# [Recorded information]
(begin)
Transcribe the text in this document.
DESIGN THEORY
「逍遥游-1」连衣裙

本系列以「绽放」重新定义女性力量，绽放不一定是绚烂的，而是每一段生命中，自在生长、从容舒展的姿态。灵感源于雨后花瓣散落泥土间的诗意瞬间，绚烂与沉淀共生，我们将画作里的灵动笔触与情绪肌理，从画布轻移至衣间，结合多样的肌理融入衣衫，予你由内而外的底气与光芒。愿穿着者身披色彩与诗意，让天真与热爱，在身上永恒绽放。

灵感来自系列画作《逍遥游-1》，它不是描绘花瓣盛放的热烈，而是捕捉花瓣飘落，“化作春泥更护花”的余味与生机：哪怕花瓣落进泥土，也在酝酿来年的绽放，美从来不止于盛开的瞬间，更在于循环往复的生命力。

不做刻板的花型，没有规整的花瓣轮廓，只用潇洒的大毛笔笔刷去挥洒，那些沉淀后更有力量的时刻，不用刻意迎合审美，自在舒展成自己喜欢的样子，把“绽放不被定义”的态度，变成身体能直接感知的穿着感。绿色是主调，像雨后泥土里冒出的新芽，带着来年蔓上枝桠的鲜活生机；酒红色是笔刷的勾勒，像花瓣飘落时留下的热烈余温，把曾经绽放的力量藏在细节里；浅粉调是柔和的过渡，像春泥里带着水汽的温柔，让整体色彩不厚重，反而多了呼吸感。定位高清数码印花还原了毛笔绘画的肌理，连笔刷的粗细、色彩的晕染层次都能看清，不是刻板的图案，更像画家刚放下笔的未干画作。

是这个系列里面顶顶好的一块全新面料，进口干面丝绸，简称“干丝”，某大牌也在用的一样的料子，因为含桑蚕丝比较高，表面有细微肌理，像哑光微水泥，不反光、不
(end)
# [Exercise instructions]
Nothing should be left out: repeat all of the data exactly.

# [Correct output]
Transcribe the text in this document.
DESIGN THEORY
「逍遥游-1」连衣裙

本系列以「绽放」重新定义女性力量，绽放不一定是绚烂的，而是每一段生命中，自在生长、从容舒展的姿态。灵感源于雨后花瓣散落泥土间的诗意瞬间，绚烂与沉淀共生，我们将画作里的灵动笔触与情绪肌理，从画布轻移至衣间，结合多样的肌理融入衣衫，予你由内而外的底气与光芒。愿穿着者身披色彩与诗意，让天真与热爱，在身上永恒绽放。

灵感来自系列画作《逍遥游-1》，它不是描绘花瓣盛放的热烈，而是捕捉花瓣飘落，“化作春泥更护花”的余味与生机：哪怕花瓣落进泥土，也在酝酿来年的绽放，美从来不止于盛开的瞬间，更在于循环往复的生命力。

不做刻板的花型，没有规整的花瓣轮廓，只用潇洒的大毛笔笔刷去挥洒，那些沉淀后更有力量的时刻，不用刻意迎合审美，自在舒展成自己喜欢的样子，把“绽放不被定义”的态度，变成身体能直接感知的穿着感。绿色是主调，像雨后泥土里冒出的新芽，带着来年蔓上枝桠的鲜活生机；酒红色是笔刷的勾勒，像花瓣飘落时留下的热烈余温，把曾经绽放的力量藏在细节里；浅粉调是柔和的过渡，像春泥里带着水汽的温柔，让整体色彩不厚重，反而多了呼吸感。定位高清数码印花还原了毛笔绘画的肌理，连笔刷的粗细、色彩的晕染层次都能看清，不是刻板的图案，更像画家刚放下笔的未干画作。

是这个系列里面顶顶好的一块全新面料，进口干面丝绸，简称“干丝”，某大牌也在用的一样的料子，因为含桑蚕丝比较高，表面有细微肌理，像哑光微水泥，不反光、不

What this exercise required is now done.